-- start of Data provided --
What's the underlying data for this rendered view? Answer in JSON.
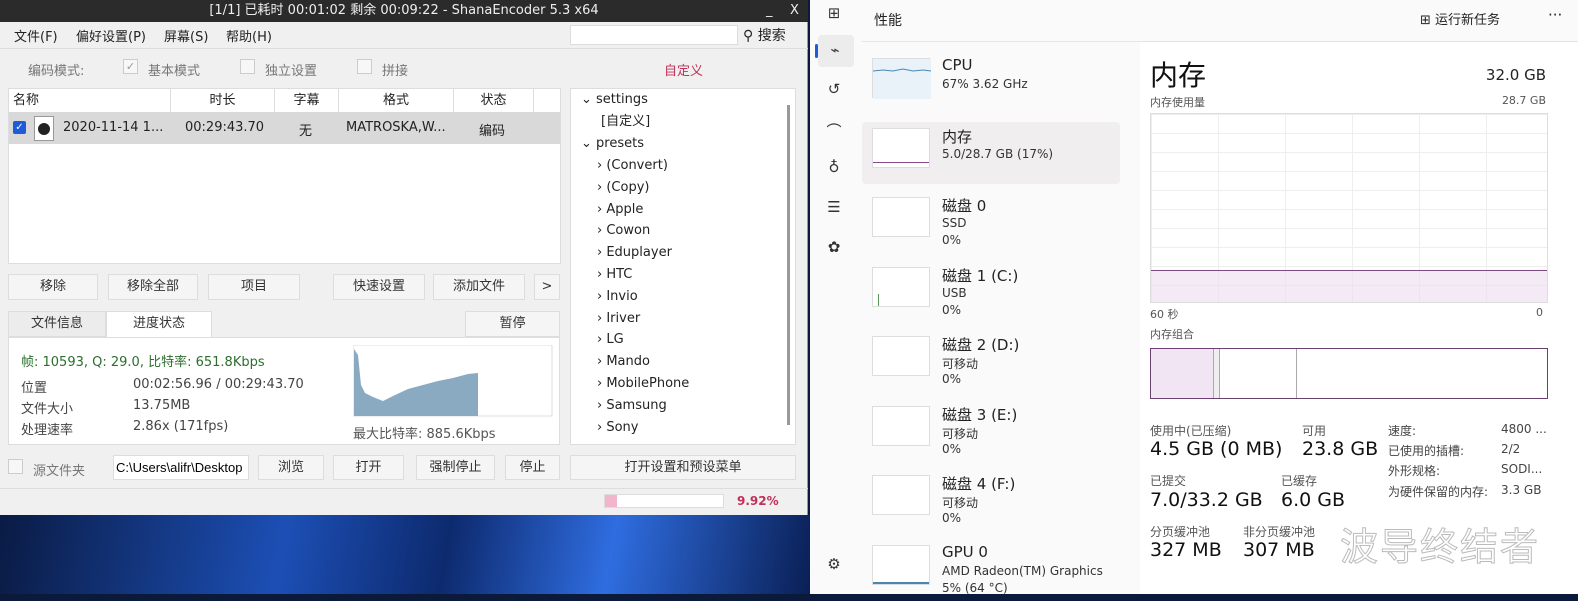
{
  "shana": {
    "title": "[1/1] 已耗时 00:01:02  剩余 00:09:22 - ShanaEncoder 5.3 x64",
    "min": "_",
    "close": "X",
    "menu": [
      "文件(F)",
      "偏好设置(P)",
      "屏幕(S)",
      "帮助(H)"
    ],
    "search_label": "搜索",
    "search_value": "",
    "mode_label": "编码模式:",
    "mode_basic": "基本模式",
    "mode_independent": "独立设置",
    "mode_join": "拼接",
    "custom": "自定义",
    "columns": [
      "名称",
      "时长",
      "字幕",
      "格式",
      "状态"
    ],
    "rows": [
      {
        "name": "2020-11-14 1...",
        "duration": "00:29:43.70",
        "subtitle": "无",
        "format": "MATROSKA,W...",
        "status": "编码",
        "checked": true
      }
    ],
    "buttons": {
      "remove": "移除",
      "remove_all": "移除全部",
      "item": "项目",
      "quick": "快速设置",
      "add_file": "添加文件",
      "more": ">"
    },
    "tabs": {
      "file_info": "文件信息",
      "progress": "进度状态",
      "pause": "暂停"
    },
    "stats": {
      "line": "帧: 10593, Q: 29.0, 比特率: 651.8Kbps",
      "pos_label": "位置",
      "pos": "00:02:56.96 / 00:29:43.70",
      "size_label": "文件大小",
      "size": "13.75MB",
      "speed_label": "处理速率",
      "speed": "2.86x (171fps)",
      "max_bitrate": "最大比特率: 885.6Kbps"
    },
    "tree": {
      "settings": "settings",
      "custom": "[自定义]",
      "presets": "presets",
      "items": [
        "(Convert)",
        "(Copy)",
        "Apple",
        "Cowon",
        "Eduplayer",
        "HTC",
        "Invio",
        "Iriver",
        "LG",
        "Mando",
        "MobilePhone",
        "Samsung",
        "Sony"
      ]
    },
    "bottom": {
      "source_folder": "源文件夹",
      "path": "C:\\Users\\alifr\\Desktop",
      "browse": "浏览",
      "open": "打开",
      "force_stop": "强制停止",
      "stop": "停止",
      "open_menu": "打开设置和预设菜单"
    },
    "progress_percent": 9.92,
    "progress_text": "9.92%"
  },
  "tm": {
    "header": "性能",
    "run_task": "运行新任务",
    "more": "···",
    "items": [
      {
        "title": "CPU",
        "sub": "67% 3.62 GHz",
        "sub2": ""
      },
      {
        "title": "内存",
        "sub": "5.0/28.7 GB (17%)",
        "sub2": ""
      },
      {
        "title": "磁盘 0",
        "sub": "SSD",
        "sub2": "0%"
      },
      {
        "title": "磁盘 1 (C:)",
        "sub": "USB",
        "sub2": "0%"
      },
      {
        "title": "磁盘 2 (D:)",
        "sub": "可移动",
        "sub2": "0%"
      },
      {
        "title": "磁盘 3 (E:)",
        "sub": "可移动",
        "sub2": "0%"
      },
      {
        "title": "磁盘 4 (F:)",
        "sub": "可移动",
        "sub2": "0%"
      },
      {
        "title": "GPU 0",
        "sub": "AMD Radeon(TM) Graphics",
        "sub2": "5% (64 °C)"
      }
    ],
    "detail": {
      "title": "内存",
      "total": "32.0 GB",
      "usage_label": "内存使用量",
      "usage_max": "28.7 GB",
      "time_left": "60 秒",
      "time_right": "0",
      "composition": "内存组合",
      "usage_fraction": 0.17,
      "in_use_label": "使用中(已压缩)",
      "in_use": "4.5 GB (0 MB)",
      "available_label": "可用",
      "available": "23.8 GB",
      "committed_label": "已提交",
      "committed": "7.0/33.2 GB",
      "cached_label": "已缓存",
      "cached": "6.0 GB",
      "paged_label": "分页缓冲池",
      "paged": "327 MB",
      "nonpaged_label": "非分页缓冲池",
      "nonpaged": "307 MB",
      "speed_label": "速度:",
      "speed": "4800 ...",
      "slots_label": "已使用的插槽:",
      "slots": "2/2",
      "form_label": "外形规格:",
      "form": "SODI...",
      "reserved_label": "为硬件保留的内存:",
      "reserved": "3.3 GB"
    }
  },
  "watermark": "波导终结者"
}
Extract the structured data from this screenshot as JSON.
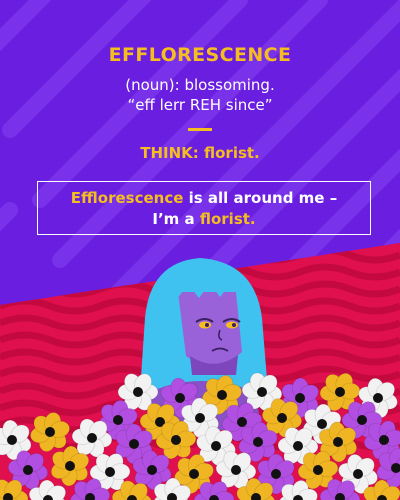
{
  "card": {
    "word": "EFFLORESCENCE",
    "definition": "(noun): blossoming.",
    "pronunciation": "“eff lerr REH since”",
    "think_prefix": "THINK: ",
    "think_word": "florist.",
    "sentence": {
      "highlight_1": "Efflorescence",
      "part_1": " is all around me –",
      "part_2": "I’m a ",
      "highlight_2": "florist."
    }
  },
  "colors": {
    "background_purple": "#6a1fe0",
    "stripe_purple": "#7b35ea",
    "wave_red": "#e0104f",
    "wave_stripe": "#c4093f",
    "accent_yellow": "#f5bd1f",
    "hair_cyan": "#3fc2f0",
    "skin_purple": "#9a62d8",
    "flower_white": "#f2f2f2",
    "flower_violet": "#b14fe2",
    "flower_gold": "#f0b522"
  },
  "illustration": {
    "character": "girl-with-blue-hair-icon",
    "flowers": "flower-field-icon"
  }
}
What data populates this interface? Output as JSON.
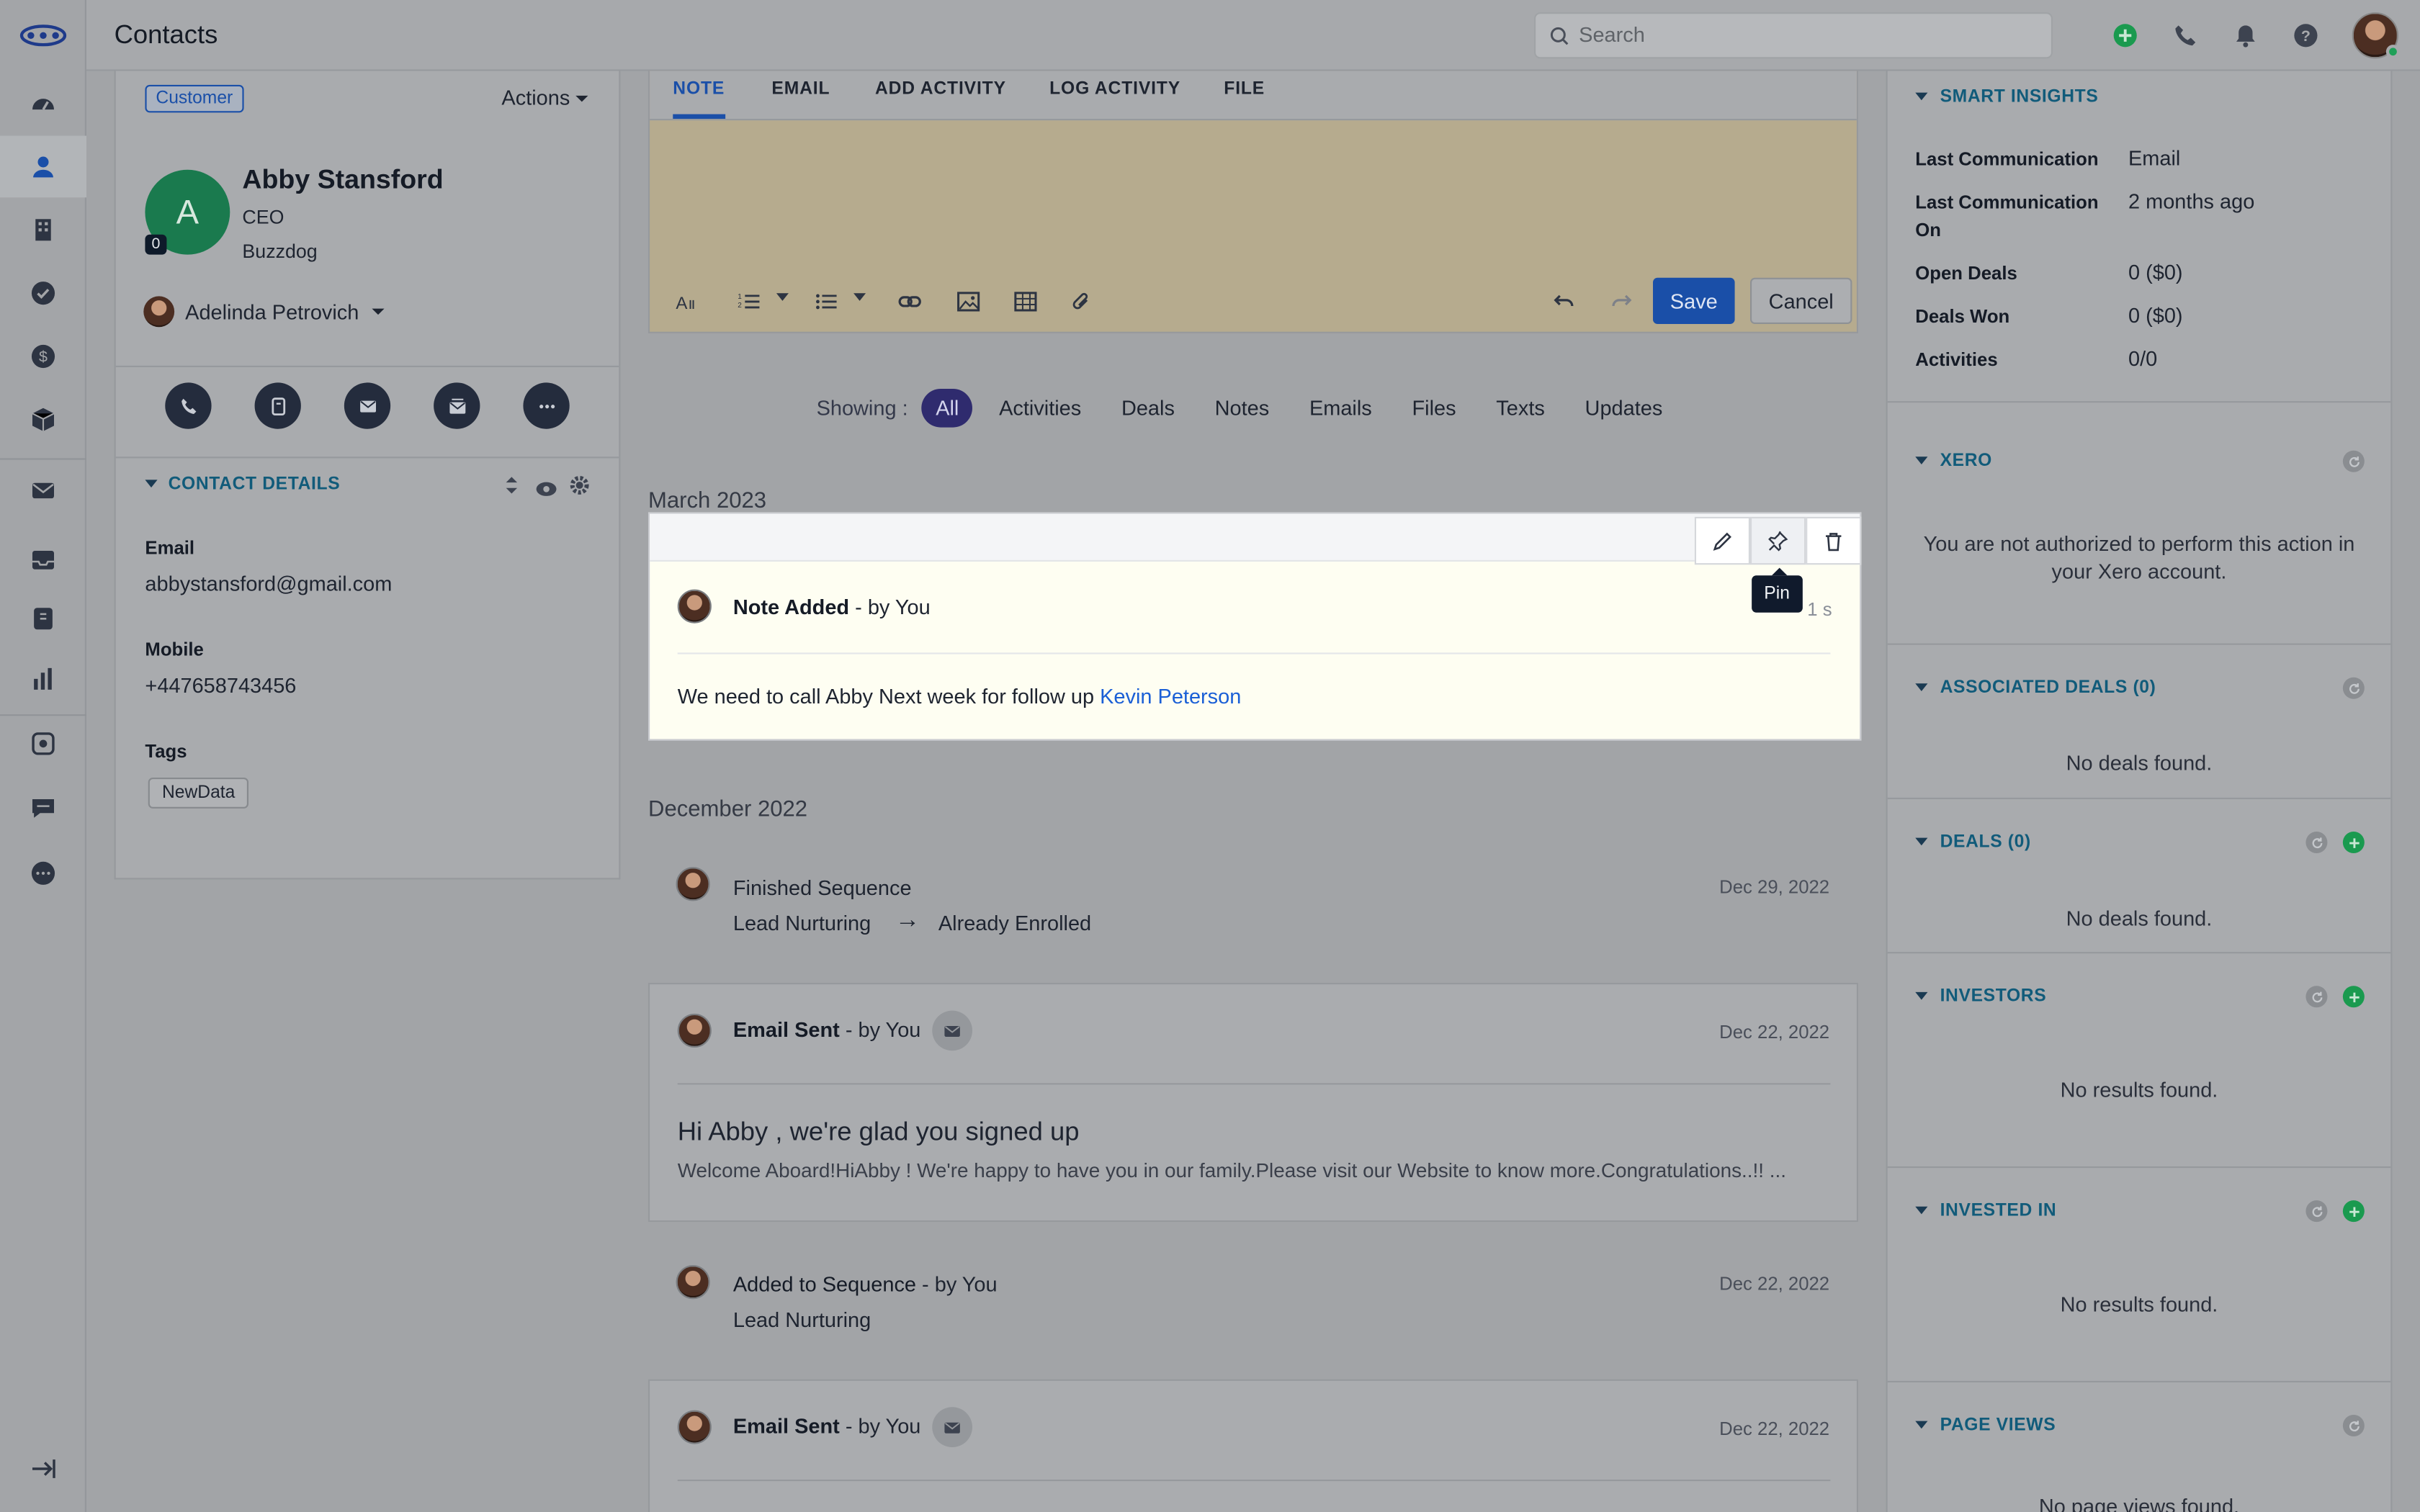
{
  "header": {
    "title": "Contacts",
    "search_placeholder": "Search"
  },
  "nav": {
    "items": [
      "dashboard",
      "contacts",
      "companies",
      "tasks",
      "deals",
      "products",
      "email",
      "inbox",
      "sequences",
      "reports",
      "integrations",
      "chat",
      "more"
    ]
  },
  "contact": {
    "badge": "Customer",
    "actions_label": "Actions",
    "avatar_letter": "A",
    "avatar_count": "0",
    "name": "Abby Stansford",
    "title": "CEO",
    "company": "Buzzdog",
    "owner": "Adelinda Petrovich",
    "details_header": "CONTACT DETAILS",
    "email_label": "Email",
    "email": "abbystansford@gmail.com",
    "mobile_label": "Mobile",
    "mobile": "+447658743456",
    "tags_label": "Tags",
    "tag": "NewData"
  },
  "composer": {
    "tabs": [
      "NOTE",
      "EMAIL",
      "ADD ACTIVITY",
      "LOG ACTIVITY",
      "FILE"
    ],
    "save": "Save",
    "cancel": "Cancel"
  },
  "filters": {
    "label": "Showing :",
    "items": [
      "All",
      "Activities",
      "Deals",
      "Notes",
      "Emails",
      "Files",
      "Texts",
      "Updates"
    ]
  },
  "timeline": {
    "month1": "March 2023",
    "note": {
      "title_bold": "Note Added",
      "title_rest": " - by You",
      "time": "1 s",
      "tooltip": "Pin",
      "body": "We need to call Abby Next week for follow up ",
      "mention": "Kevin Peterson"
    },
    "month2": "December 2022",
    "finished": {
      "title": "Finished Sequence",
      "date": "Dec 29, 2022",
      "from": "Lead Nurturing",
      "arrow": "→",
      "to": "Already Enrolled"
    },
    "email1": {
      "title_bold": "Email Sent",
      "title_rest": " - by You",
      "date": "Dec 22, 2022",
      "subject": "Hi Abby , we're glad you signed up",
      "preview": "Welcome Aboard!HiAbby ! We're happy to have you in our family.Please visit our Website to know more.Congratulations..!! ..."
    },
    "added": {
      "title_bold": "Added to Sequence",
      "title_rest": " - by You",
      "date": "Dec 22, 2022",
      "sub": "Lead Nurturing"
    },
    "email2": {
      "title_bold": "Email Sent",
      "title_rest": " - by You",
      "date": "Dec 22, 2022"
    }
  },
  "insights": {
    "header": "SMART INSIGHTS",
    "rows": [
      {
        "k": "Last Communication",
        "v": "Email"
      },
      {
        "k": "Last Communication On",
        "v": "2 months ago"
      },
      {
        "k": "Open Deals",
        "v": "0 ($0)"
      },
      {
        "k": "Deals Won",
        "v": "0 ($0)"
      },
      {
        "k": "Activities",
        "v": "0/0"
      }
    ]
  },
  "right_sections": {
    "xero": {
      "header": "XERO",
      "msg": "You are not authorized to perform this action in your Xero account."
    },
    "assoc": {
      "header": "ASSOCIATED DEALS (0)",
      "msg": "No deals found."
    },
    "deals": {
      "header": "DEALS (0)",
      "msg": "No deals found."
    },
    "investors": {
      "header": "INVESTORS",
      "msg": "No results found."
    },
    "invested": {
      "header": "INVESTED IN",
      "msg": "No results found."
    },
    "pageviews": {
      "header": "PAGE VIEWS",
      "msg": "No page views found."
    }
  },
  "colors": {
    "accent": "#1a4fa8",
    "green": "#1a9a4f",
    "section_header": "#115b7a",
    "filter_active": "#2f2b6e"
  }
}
-- end of Data provided --
What the task asks
Show every line that contains the word "JSON".

Output
What's the underlying data for this rendered view? Answer in JSON.
Extract the structured data from this screenshot as JSON.
What data populates this interface? Output as JSON.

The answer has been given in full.